§ **GIVEN EXERCISE**:
Edit the rows below, replacing "Output format" with "Response format" and leaving everything else unchanged.

§ **EXTRACTED RECORDS**:
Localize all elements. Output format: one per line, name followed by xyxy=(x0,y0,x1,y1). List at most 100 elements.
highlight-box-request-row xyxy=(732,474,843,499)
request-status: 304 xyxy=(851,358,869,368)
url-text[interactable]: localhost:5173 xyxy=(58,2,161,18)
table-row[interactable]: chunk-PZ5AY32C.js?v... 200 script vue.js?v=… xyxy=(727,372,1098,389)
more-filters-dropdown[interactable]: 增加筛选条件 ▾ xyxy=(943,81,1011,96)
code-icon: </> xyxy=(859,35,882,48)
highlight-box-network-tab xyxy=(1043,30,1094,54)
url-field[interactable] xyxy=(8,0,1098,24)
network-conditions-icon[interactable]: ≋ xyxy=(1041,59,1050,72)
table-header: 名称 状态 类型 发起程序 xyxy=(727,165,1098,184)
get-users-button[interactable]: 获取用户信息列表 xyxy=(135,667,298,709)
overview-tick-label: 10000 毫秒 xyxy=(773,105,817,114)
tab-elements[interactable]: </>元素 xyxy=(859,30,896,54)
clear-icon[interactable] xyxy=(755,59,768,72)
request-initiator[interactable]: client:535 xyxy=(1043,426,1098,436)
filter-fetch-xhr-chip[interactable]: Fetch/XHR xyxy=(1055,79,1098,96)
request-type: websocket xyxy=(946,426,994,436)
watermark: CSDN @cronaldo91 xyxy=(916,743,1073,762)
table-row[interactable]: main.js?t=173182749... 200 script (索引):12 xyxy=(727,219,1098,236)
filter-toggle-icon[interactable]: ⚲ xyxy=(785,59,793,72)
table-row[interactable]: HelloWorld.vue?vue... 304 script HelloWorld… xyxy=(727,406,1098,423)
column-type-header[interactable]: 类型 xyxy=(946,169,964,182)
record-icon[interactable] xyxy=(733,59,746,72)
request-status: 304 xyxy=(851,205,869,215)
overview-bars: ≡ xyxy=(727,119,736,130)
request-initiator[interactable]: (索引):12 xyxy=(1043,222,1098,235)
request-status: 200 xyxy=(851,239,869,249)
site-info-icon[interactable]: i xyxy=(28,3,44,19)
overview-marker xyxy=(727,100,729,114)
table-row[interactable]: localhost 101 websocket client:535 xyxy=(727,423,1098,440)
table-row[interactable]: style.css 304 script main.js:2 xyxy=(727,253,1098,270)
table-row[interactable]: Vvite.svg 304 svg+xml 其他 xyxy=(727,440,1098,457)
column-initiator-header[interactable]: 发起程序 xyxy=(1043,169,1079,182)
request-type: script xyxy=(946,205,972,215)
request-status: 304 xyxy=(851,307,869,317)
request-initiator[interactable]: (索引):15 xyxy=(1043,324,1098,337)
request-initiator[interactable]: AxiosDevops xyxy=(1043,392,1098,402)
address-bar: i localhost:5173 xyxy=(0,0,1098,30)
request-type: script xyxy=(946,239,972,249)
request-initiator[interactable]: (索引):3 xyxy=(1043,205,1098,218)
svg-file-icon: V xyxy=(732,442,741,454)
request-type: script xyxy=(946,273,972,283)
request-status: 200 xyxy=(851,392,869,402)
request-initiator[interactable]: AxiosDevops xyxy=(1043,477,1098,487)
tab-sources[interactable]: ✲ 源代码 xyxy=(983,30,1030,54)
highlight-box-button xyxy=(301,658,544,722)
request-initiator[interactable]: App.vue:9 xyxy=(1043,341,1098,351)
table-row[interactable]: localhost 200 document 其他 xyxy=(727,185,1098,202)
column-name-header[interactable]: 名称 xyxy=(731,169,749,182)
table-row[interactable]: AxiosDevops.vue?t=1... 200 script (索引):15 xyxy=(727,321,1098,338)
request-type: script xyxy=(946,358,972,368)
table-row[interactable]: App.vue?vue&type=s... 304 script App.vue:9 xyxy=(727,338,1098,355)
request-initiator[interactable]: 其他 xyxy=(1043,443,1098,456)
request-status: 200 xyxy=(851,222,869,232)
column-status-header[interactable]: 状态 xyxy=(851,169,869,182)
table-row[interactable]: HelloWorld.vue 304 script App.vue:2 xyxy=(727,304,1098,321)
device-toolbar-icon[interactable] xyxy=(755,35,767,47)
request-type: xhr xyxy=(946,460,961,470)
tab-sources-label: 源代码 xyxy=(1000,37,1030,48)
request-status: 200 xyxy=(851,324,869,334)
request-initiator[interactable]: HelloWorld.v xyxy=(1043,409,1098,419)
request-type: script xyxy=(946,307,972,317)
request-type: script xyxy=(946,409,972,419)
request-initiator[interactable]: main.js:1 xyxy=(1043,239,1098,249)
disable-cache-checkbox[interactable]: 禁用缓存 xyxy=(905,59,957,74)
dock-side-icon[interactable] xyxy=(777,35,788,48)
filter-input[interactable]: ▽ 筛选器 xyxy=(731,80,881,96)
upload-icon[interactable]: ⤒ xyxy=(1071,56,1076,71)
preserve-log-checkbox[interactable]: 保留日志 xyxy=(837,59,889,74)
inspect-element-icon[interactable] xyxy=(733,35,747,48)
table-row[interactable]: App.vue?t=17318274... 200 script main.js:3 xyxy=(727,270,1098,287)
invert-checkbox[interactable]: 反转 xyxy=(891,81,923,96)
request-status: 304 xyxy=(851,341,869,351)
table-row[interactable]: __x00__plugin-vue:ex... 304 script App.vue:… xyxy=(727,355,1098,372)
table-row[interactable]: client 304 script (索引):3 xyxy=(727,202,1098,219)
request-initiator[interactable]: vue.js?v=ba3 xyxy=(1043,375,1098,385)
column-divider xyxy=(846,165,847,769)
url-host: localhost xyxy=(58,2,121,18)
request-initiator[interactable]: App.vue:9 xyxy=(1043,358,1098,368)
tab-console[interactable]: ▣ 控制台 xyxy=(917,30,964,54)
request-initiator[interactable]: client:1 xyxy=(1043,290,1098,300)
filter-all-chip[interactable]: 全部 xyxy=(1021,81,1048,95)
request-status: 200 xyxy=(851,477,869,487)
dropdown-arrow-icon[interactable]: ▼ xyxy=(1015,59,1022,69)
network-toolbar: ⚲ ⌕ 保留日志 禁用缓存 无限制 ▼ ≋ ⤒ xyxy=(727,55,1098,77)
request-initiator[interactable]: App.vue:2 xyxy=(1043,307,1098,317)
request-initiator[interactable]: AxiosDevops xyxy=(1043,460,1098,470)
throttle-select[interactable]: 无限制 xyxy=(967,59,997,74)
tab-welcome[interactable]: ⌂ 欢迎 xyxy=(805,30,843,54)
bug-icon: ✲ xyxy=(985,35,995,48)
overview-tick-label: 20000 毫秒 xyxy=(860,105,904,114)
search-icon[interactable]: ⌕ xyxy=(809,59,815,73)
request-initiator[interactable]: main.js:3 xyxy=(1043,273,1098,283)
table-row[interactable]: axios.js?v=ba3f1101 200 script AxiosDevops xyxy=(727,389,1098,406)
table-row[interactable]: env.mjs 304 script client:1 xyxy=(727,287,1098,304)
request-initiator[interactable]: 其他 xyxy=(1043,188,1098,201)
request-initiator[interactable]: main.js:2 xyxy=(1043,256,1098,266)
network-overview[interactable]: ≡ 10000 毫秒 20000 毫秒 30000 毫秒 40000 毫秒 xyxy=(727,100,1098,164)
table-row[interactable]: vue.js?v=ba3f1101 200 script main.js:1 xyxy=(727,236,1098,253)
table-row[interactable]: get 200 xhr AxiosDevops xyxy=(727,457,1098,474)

§ **ANSWER TO THIS EXERCISE**:
Localize all elements. Response format: one per line, name followed by xyxy=(x0,y0,x1,y1). List at most 100 elements.
highlight-box-request-row xyxy=(732,474,843,499)
request-status: 304 xyxy=(851,358,869,368)
url-text[interactable]: localhost:5173 xyxy=(58,2,161,18)
table-row[interactable]: chunk-PZ5AY32C.js?v... 200 script vue.js?v=… xyxy=(727,372,1098,389)
more-filters-dropdown[interactable]: 增加筛选条件 ▾ xyxy=(943,81,1011,96)
code-icon: </> xyxy=(859,35,882,48)
highlight-box-network-tab xyxy=(1043,30,1094,54)
url-field[interactable] xyxy=(8,0,1098,24)
network-conditions-icon[interactable]: ≋ xyxy=(1041,59,1050,72)
table-header: 名称 状态 类型 发起程序 xyxy=(727,165,1098,184)
get-users-button[interactable]: 获取用户信息列表 xyxy=(135,667,298,709)
overview-tick-label: 10000 毫秒 xyxy=(773,105,817,114)
tab-elements[interactable]: </>元素 xyxy=(859,30,896,54)
clear-icon[interactable] xyxy=(755,59,768,72)
request-initiator[interactable]: client:535 xyxy=(1043,426,1098,436)
filter-fetch-xhr-chip[interactable]: Fetch/XHR xyxy=(1055,79,1098,96)
request-type: websocket xyxy=(946,426,994,436)
watermark: CSDN @cronaldo91 xyxy=(916,743,1073,762)
table-row[interactable]: main.js?t=173182749... 200 script (索引):12 xyxy=(727,219,1098,236)
filter-toggle-icon[interactable]: ⚲ xyxy=(785,59,793,72)
table-row[interactable]: HelloWorld.vue?vue... 304 script HelloWorld… xyxy=(727,406,1098,423)
column-type-header[interactable]: 类型 xyxy=(946,169,964,182)
record-icon[interactable] xyxy=(733,59,746,72)
request-status: 304 xyxy=(851,205,869,215)
overview-bars: ≡ xyxy=(727,119,736,130)
request-initiator[interactable]: (索引):12 xyxy=(1043,222,1098,235)
request-status: 200 xyxy=(851,239,869,249)
site-info-icon[interactable]: i xyxy=(28,3,44,19)
overview-marker xyxy=(727,100,729,114)
table-row[interactable]: localhost 101 websocket client:535 xyxy=(727,423,1098,440)
table-row[interactable]: style.css 304 script main.js:2 xyxy=(727,253,1098,270)
table-row[interactable]: Vvite.svg 304 svg+xml 其他 xyxy=(727,440,1098,457)
column-initiator-header[interactable]: 发起程序 xyxy=(1043,169,1079,182)
request-type: script xyxy=(946,205,972,215)
request-status: 304 xyxy=(851,307,869,317)
request-initiator[interactable]: (索引):15 xyxy=(1043,324,1098,337)
request-initiator[interactable]: AxiosDevops xyxy=(1043,392,1098,402)
address-bar: i localhost:5173 xyxy=(0,0,1098,30)
request-type: script xyxy=(946,239,972,249)
request-initiator[interactable]: (索引):3 xyxy=(1043,205,1098,218)
svg-file-icon: V xyxy=(732,442,741,454)
request-type: script xyxy=(946,273,972,283)
request-status: 200 xyxy=(851,392,869,402)
request-initiator[interactable]: AxiosDevops xyxy=(1043,477,1098,487)
tab-sources[interactable]: ✲ 源代码 xyxy=(983,30,1030,54)
highlight-box-button xyxy=(301,658,544,722)
request-initiator[interactable]: App.vue:9 xyxy=(1043,341,1098,351)
table-row[interactable]: localhost 200 document 其他 xyxy=(727,185,1098,202)
column-name-header[interactable]: 名称 xyxy=(731,169,749,182)
table-row[interactable]: AxiosDevops.vue?t=1... 200 script (索引):15 xyxy=(727,321,1098,338)
request-type: script xyxy=(946,358,972,368)
table-row[interactable]: App.vue?vue&type=s... 304 script App.vue:9 xyxy=(727,338,1098,355)
request-initiator[interactable]: 其他 xyxy=(1043,443,1098,456)
request-status: 200 xyxy=(851,222,869,232)
column-status-header[interactable]: 状态 xyxy=(851,169,869,182)
table-row[interactable]: HelloWorld.vue 304 script App.vue:2 xyxy=(727,304,1098,321)
device-toolbar-icon[interactable] xyxy=(755,35,767,47)
request-type: xhr xyxy=(946,460,961,470)
tab-sources-label: 源代码 xyxy=(1000,37,1030,48)
request-status: 200 xyxy=(851,324,869,334)
request-initiator[interactable]: HelloWorld.v xyxy=(1043,409,1098,419)
request-type: script xyxy=(946,307,972,317)
request-type: script xyxy=(946,409,972,419)
request-initiator[interactable]: main.js:1 xyxy=(1043,239,1098,249)
disable-cache-checkbox[interactable]: 禁用缓存 xyxy=(905,59,957,74)
dock-side-icon[interactable] xyxy=(777,35,788,48)
filter-input[interactable]: ▽ 筛选器 xyxy=(731,80,881,96)
upload-icon[interactable]: ⤒ xyxy=(1071,56,1076,71)
preserve-log-checkbox[interactable]: 保留日志 xyxy=(837,59,889,74)
inspect-element-icon[interactable] xyxy=(733,35,747,48)
table-row[interactable]: App.vue?t=17318274... 200 script main.js:3 xyxy=(727,270,1098,287)
invert-checkbox[interactable]: 反转 xyxy=(891,81,923,96)
request-status: 304 xyxy=(851,341,869,351)
table-row[interactable]: __x00__plugin-vue:ex... 304 script App.vue:… xyxy=(727,355,1098,372)
table-row[interactable]: client 304 script (索引):3 xyxy=(727,202,1098,219)
request-initiator[interactable]: vue.js?v=ba3 xyxy=(1043,375,1098,385)
column-divider xyxy=(846,165,847,769)
url-host: localhost xyxy=(58,2,121,18)
request-initiator[interactable]: App.vue:9 xyxy=(1043,358,1098,368)
tab-console[interactable]: ▣ 控制台 xyxy=(917,30,964,54)
request-initiator[interactable]: client:1 xyxy=(1043,290,1098,300)
filter-all-chip[interactable]: 全部 xyxy=(1021,81,1048,95)
request-status: 200 xyxy=(851,477,869,487)
dropdown-arrow-icon[interactable]: ▼ xyxy=(1015,59,1022,69)
network-toolbar: ⚲ ⌕ 保留日志 禁用缓存 无限制 ▼ ≋ ⤒ xyxy=(727,55,1098,77)
request-initiator[interactable]: App.vue:2 xyxy=(1043,307,1098,317)
request-initiator[interactable]: AxiosDevops xyxy=(1043,460,1098,470)
throttle-select[interactable]: 无限制 xyxy=(967,59,997,74)
tab-welcome[interactable]: ⌂ 欢迎 xyxy=(805,30,843,54)
bug-icon: ✲ xyxy=(985,35,995,48)
overview-tick-label: 20000 毫秒 xyxy=(860,105,904,114)
search-icon[interactable]: ⌕ xyxy=(809,59,815,73)
request-initiator[interactable]: main.js:3 xyxy=(1043,273,1098,283)
table-row[interactable]: axios.js?v=ba3f1101 200 script AxiosDevops xyxy=(727,389,1098,406)
table-row[interactable]: env.mjs 304 script client:1 xyxy=(727,287,1098,304)
request-initiator[interactable]: 其他 xyxy=(1043,188,1098,201)
request-initiator[interactable]: main.js:2 xyxy=(1043,256,1098,266)
network-overview[interactable]: ≡ 10000 毫秒 20000 毫秒 30000 毫秒 40000 毫秒 xyxy=(727,100,1098,164)
table-row[interactable]: vue.js?v=ba3f1101 200 script main.js:1 xyxy=(727,236,1098,253)
table-row[interactable]: get 200 xhr AxiosDevops xyxy=(727,457,1098,474)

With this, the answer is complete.